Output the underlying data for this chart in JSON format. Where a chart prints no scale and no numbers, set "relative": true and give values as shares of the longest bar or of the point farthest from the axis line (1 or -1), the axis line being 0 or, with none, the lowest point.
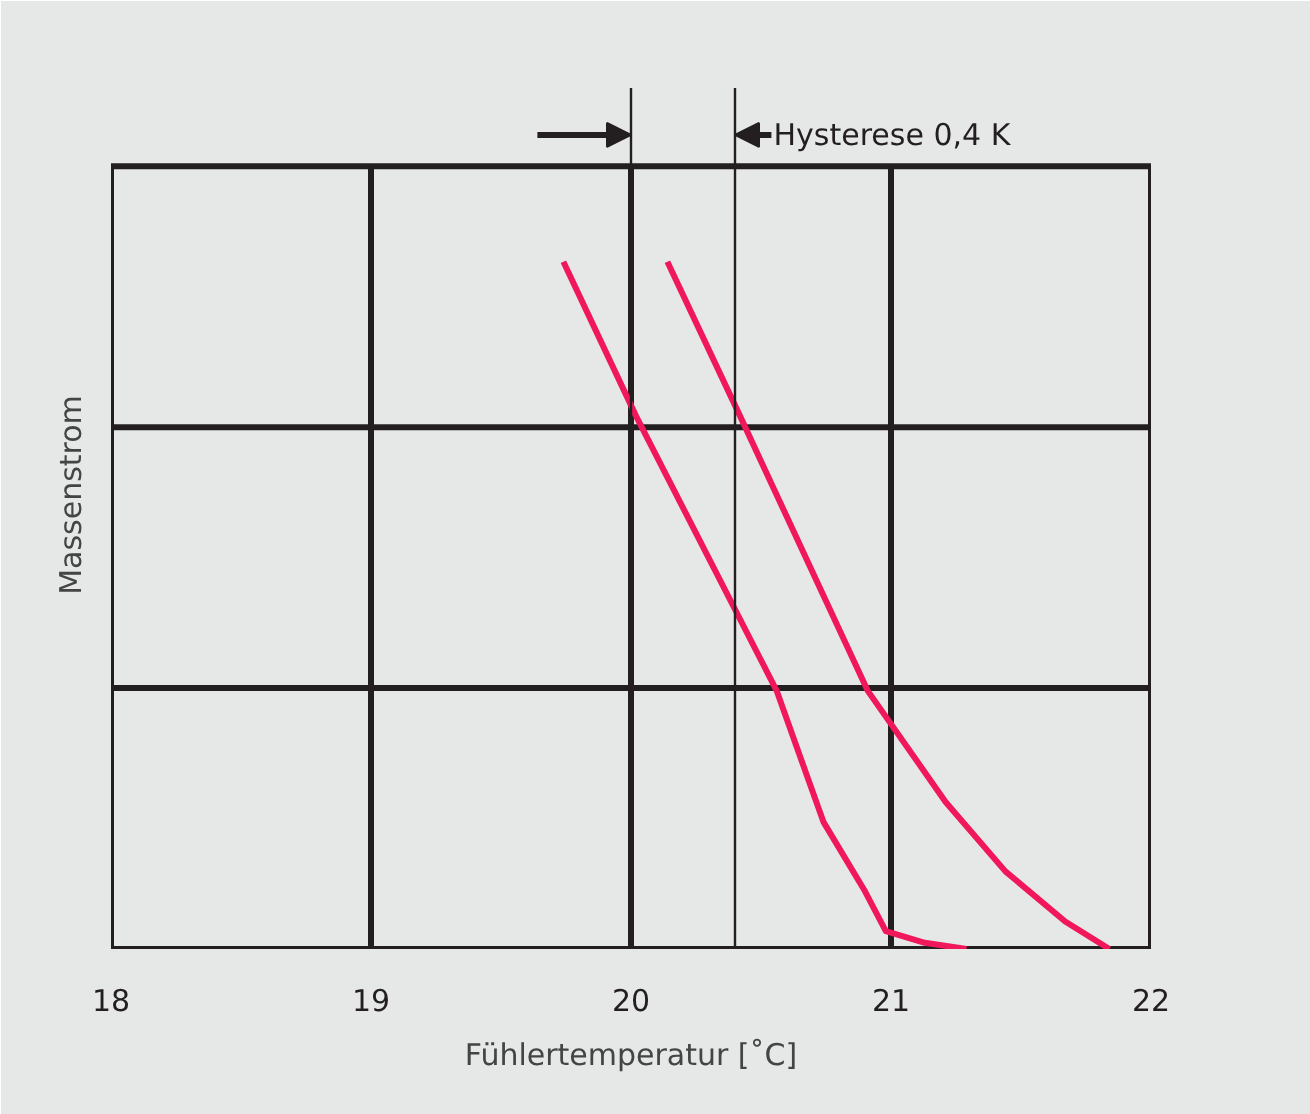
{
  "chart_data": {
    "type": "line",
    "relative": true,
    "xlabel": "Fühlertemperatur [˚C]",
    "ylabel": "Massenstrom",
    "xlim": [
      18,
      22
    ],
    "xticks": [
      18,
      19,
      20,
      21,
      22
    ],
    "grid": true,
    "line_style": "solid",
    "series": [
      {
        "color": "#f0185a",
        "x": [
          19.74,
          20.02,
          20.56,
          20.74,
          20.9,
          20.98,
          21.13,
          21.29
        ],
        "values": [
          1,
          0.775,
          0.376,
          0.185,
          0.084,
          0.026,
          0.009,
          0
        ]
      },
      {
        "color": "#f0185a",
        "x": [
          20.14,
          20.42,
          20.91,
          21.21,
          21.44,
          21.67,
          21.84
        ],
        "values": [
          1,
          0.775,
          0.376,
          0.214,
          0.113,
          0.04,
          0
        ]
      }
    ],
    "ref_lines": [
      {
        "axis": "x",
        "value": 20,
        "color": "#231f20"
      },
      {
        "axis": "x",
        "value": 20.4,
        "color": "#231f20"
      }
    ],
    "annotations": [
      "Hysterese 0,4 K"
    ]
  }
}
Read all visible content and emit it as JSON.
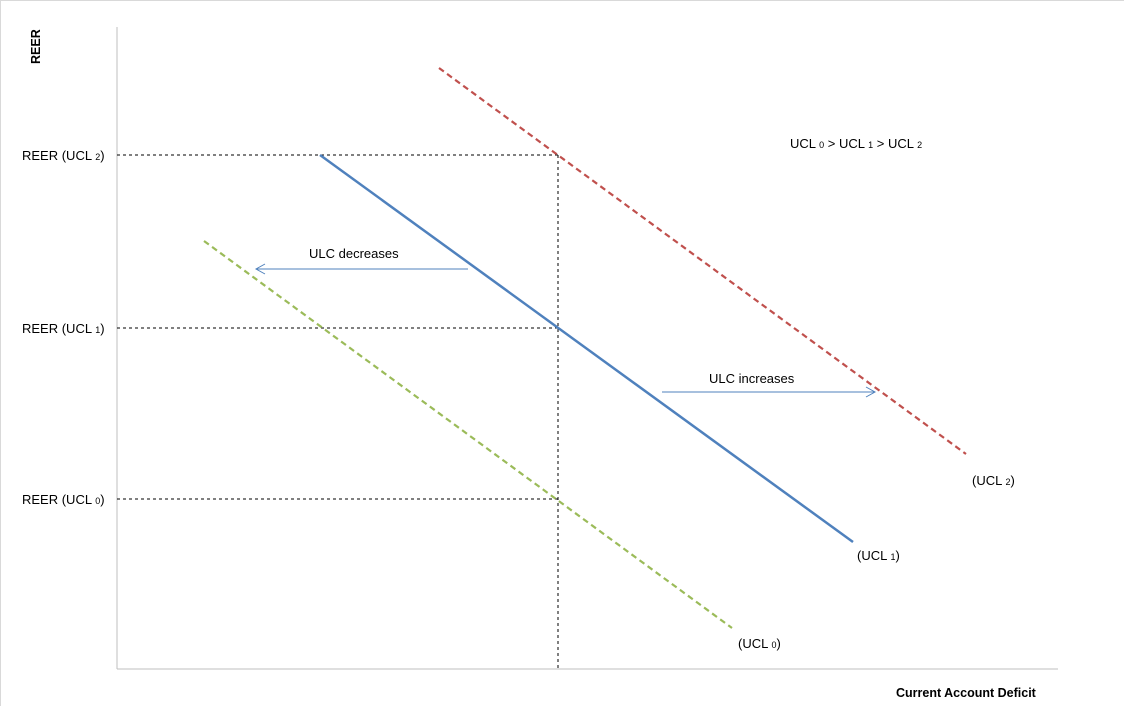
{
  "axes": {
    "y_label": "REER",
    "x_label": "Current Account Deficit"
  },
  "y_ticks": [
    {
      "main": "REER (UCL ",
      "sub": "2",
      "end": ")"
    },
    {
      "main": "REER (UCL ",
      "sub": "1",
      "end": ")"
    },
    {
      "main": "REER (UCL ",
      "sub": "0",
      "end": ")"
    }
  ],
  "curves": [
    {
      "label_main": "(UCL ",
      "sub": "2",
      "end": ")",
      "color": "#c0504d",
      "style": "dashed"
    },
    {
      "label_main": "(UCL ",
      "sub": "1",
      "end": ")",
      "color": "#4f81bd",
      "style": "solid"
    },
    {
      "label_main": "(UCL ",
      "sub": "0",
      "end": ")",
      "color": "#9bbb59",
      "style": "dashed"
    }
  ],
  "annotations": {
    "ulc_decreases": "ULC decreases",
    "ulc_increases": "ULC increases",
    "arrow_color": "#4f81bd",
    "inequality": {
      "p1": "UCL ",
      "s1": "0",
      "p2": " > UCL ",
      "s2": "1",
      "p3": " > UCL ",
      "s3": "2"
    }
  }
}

========

> [Exercise prompt]:
Find the line containing "Read all visible content and emit it as JSON.", then extract it and every line after it to the end of the data above, exactly and nothing else, without pictures.

> [Task answer]:
Read all visible content and emit it as JSON.
{
  "axes": {
    "y_label": "REER",
    "x_label": "Current Account Deficit"
  },
  "y_ticks": [
    {
      "main": "REER (UCL ",
      "sub": "2",
      "end": ")"
    },
    {
      "main": "REER (UCL ",
      "sub": "1",
      "end": ")"
    },
    {
      "main": "REER (UCL ",
      "sub": "0",
      "end": ")"
    }
  ],
  "curves": [
    {
      "label_main": "(UCL ",
      "sub": "2",
      "end": ")",
      "color": "#c0504d",
      "style": "dashed"
    },
    {
      "label_main": "(UCL ",
      "sub": "1",
      "end": ")",
      "color": "#4f81bd",
      "style": "solid"
    },
    {
      "label_main": "(UCL ",
      "sub": "0",
      "end": ")",
      "color": "#9bbb59",
      "style": "dashed"
    }
  ],
  "annotations": {
    "ulc_decreases": "ULC decreases",
    "ulc_increases": "ULC increases",
    "arrow_color": "#4f81bd",
    "inequality": {
      "p1": "UCL ",
      "s1": "0",
      "p2": " > UCL ",
      "s2": "1",
      "p3": " > UCL ",
      "s3": "2"
    }
  }
}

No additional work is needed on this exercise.